◆ Stated exercise ◆
Find every line in the records below that holds the word "concentration" and copy it.

>> BEGIN Provided material

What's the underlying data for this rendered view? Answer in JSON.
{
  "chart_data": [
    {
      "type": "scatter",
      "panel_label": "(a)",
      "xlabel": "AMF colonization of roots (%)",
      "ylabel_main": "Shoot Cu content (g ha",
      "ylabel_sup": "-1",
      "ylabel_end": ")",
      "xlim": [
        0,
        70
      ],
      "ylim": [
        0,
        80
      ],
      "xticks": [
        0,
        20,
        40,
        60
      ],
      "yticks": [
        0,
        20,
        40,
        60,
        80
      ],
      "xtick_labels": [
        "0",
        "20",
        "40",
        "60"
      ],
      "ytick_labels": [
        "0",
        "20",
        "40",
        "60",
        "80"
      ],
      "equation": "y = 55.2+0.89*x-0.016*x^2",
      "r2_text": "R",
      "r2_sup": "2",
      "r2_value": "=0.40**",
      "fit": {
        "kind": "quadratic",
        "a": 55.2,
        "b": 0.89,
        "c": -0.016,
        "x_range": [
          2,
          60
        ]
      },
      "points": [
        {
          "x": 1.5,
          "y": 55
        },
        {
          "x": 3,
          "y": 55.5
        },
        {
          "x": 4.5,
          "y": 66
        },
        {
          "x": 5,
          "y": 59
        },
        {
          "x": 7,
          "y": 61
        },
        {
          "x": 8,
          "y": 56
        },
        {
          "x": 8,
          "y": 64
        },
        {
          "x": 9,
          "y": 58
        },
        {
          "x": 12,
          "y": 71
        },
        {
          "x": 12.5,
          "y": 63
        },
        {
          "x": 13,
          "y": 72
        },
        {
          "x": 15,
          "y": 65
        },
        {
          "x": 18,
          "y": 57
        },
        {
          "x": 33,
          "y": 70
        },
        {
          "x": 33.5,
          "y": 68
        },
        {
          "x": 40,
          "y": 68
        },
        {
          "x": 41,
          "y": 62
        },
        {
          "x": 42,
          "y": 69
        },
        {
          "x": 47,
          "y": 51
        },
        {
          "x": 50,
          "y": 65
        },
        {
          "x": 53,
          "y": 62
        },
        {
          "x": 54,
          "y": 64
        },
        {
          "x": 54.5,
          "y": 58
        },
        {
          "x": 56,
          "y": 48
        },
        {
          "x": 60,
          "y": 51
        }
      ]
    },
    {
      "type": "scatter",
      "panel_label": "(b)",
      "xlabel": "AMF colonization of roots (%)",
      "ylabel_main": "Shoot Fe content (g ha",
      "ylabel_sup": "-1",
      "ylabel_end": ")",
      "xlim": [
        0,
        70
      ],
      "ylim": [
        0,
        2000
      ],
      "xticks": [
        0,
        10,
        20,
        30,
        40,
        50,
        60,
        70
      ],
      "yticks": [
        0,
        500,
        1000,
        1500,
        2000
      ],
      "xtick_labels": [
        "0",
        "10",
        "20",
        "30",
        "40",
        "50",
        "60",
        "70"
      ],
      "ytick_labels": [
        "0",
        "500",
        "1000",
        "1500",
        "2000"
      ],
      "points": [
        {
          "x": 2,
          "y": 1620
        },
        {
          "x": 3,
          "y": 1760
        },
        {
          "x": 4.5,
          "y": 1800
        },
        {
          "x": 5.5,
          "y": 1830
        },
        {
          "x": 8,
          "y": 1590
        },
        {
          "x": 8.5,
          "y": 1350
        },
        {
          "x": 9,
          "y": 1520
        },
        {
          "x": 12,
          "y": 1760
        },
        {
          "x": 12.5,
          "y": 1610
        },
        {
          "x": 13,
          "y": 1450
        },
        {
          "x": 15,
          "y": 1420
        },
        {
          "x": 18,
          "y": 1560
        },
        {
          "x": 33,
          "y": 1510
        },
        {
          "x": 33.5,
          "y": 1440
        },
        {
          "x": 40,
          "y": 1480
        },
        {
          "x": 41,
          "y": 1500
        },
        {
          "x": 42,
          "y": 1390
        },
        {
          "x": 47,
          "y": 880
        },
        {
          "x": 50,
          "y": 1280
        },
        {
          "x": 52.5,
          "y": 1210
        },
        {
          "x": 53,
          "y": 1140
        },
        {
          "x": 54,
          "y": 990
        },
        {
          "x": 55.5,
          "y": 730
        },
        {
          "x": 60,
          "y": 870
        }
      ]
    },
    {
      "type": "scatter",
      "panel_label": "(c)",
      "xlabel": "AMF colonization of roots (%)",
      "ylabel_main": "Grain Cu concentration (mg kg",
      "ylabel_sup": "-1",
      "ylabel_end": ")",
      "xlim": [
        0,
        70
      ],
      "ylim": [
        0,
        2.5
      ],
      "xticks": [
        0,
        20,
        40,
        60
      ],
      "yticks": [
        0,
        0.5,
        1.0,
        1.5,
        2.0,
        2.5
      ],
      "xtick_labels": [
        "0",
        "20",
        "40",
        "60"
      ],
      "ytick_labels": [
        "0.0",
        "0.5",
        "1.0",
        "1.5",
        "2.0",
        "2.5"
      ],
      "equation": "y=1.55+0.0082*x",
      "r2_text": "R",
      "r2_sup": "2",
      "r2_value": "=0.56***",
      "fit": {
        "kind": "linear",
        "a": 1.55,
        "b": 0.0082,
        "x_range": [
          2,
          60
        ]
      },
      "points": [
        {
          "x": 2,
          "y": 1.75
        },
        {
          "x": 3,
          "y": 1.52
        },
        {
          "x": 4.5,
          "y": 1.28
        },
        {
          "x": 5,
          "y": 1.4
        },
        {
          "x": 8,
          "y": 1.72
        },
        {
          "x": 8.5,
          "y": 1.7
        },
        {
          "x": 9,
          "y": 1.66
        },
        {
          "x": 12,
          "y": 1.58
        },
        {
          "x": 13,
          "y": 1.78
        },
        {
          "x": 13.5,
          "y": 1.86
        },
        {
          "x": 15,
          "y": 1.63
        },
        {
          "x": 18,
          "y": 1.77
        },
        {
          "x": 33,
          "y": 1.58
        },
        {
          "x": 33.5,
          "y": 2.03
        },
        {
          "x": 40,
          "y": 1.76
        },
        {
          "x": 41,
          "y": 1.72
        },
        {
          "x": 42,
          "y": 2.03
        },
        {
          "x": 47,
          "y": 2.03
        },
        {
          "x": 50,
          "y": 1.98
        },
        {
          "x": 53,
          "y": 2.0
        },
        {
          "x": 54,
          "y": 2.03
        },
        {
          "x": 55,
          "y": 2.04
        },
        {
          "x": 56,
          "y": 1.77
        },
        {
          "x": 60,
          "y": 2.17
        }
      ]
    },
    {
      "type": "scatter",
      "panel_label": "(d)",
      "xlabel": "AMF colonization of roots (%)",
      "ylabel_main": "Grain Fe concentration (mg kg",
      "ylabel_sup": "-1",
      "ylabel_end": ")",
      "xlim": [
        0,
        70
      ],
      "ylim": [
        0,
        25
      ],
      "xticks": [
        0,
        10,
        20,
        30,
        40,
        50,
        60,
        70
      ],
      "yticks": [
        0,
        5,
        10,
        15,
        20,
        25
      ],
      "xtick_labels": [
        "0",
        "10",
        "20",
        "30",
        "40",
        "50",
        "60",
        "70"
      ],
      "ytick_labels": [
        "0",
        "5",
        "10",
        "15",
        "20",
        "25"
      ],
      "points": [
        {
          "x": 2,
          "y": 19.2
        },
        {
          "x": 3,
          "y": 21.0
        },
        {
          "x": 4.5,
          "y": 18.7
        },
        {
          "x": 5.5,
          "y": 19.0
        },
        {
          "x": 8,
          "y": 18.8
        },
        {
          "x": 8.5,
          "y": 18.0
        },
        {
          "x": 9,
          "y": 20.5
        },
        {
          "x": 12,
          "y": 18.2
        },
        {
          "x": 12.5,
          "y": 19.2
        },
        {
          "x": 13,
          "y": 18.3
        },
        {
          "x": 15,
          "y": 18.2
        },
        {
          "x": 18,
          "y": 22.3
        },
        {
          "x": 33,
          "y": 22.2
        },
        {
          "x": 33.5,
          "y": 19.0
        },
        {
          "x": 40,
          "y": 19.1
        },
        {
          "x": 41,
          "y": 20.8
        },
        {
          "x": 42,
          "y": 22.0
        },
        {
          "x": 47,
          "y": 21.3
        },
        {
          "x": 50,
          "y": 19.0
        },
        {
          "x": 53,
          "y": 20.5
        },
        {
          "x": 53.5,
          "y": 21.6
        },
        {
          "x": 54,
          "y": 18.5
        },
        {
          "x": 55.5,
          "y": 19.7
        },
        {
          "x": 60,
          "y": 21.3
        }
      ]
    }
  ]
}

>> END Provided material

◆ Correct response ◆
      "ylabel_main": "Grain Cu concentration (mg kg",
      "ylabel_main": "Grain Fe concentration (mg kg",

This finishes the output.